## Start MATERIAL FOR THE TASK

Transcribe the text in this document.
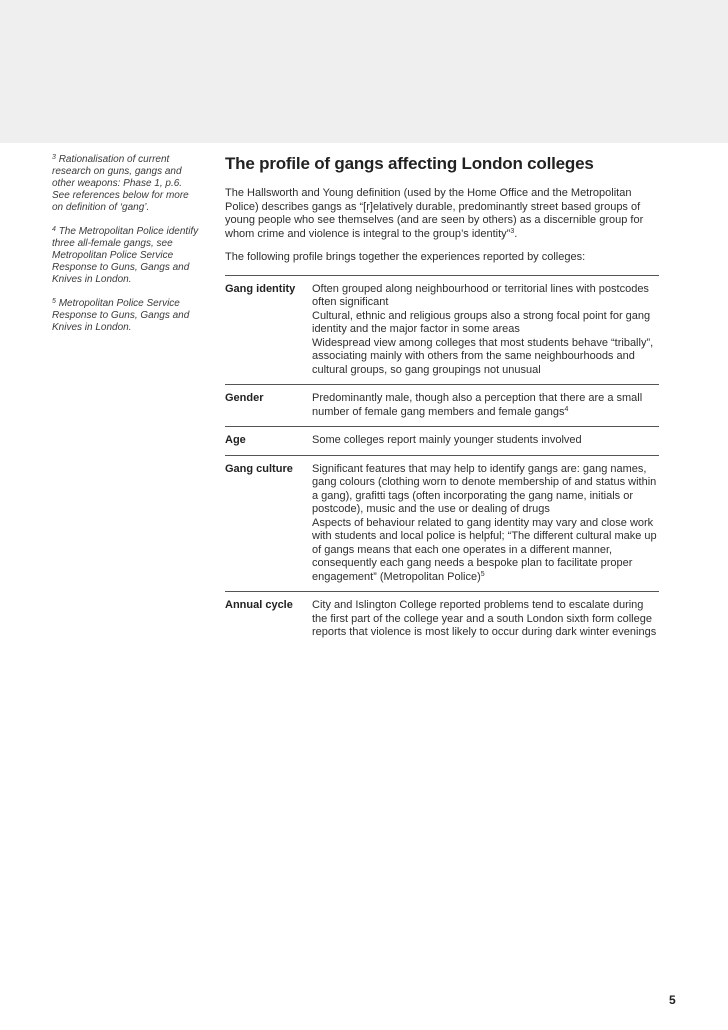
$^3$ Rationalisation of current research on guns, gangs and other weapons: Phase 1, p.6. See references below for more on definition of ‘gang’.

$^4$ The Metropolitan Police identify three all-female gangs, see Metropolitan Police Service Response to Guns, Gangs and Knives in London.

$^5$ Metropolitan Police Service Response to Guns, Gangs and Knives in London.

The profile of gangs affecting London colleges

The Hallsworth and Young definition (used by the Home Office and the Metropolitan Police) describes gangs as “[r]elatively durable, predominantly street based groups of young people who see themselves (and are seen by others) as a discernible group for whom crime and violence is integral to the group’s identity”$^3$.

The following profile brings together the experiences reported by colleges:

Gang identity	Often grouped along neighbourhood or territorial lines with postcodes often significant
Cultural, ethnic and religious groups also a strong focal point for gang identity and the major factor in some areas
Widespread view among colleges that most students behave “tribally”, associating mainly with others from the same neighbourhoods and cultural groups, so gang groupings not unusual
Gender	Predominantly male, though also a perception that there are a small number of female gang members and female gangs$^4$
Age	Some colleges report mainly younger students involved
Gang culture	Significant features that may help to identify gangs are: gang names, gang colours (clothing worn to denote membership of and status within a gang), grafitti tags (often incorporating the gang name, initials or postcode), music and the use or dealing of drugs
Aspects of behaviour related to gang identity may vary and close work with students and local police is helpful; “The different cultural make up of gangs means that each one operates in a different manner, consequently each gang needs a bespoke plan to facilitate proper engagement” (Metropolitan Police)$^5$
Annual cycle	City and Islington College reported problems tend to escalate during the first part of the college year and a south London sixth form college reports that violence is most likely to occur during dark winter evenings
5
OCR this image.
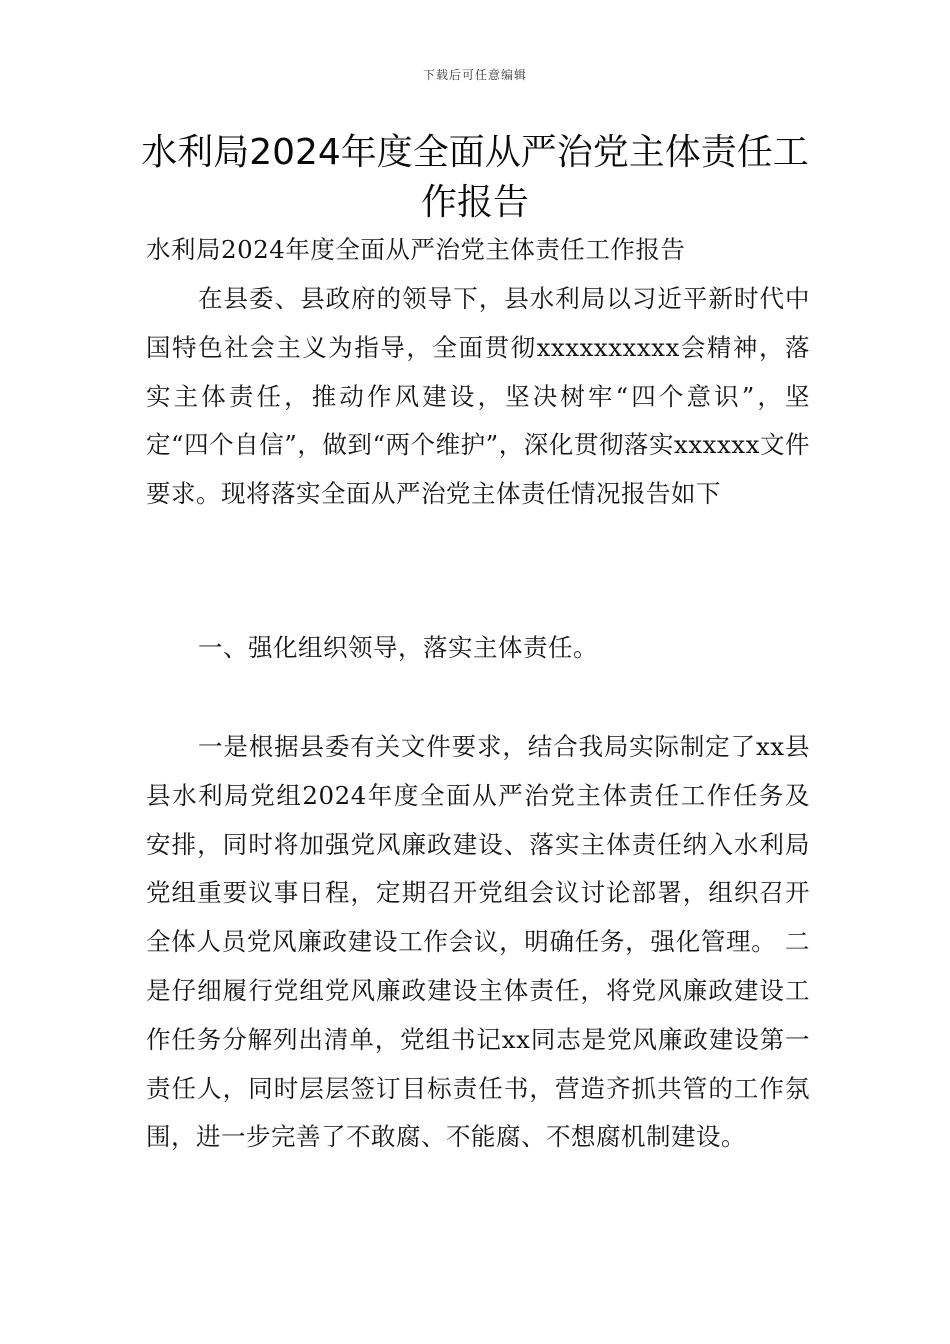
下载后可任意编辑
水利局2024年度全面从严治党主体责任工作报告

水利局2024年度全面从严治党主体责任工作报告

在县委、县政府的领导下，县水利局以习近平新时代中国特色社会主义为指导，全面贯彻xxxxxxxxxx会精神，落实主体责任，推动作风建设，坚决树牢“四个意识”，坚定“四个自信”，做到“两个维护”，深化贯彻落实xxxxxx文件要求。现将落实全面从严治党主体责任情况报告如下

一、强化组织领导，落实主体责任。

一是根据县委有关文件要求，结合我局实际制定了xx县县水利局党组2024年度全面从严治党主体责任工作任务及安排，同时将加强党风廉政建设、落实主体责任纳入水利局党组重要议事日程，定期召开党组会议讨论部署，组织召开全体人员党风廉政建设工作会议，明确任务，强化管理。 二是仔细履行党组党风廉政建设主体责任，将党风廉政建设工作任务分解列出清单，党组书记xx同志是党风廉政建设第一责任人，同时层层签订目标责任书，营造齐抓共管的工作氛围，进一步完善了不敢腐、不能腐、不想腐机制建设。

## End MATERIAL FOR THE TASK

▶ PROBLEM: Retype each entry precisely. Skip images entirely.

▶ TASK ANSWER:
Transcribe the text in this document.
$^3$ Rationalisation of current research on guns, gangs and other weapons: Phase 1, p.6. See references below for more on definition of ‘gang’.

$^4$ The Metropolitan Police identify three all-female gangs, see Metropolitan Police Service Response to Guns, Gangs and Knives in London.

$^5$ Metropolitan Police Service Response to Guns, Gangs and Knives in London.

The profile of gangs affecting London colleges

The Hallsworth and Young definition (used by the Home Office and the Metropolitan Police) describes gangs as “[r]elatively durable, predominantly street based groups of young people who see themselves (and are seen by others) as a discernible group for whom crime and violence is integral to the group’s identity”$^3$.

The following profile brings together the experiences reported by colleges:

Gang identity	Often grouped along neighbourhood or territorial lines with postcodes often significant
Cultural, ethnic and religious groups also a strong focal point for gang identity and the major factor in some areas
Widespread view among colleges that most students behave “tribally”, associating mainly with others from the same neighbourhoods and cultural groups, so gang groupings not unusual
Gender	Predominantly male, though also a perception that there are a small number of female gang members and female gangs$^4$
Age	Some colleges report mainly younger students involved
Gang culture	Significant features that may help to identify gangs are: gang names, gang colours (clothing worn to denote membership of and status within a gang), grafitti tags (often incorporating the gang name, initials or postcode), music and the use or dealing of drugs
Aspects of behaviour related to gang identity may vary and close work with students and local police is helpful; “The different cultural make up of gangs means that each one operates in a different manner, consequently each gang needs a bespoke plan to facilitate proper engagement” (Metropolitan Police)$^5$
Annual cycle	City and Islington College reported problems tend to escalate during the first part of the college year and a south London sixth form college reports that violence is most likely to occur during dark winter evenings
5
OCR this image.
下载后可任意编辑
水利局2024年度全面从严治党主体责任工作报告

水利局2024年度全面从严治党主体责任工作报告

在县委、县政府的领导下，县水利局以习近平新时代中国特色社会主义为指导，全面贯彻xxxxxxxxxx会精神，落实主体责任，推动作风建设，坚决树牢“四个意识”，坚定“四个自信”，做到“两个维护”，深化贯彻落实xxxxxx文件要求。现将落实全面从严治党主体责任情况报告如下

一、强化组织领导，落实主体责任。

一是根据县委有关文件要求，结合我局实际制定了xx县县水利局党组2024年度全面从严治党主体责任工作任务及安排，同时将加强党风廉政建设、落实主体责任纳入水利局党组重要议事日程，定期召开党组会议讨论部署，组织召开全体人员党风廉政建设工作会议，明确任务，强化管理。 二是仔细履行党组党风廉政建设主体责任，将党风廉政建设工作任务分解列出清单，党组书记xx同志是党风廉政建设第一责任人，同时层层签订目标责任书，营造齐抓共管的工作氛围，进一步完善了不敢腐、不能腐、不想腐机制建设。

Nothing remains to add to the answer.